begin Recorded data
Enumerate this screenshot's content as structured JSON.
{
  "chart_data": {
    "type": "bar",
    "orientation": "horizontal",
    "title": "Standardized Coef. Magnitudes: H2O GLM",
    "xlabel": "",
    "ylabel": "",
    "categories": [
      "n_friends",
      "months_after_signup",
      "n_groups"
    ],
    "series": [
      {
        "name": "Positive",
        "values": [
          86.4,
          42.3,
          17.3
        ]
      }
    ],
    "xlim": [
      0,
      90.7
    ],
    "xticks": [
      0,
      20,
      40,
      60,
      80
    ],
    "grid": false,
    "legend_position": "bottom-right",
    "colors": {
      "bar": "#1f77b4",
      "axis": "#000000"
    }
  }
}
end Recorded data
What to produce
Each entry is to be returned in full, character for character.

Answer below
Enumerate this screenshot's content as structured JSON.
{
  "chart_data": {
    "type": "bar",
    "orientation": "horizontal",
    "title": "Standardized Coef. Magnitudes: H2O GLM",
    "xlabel": "",
    "ylabel": "",
    "categories": [
      "n_friends",
      "months_after_signup",
      "n_groups"
    ],
    "series": [
      {
        "name": "Positive",
        "values": [
          86.4,
          42.3,
          17.3
        ]
      }
    ],
    "xlim": [
      0,
      90.7
    ],
    "xticks": [
      0,
      20,
      40,
      60,
      80
    ],
    "grid": false,
    "legend_position": "bottom-right",
    "colors": {
      "bar": "#1f77b4",
      "axis": "#000000"
    }
  }
}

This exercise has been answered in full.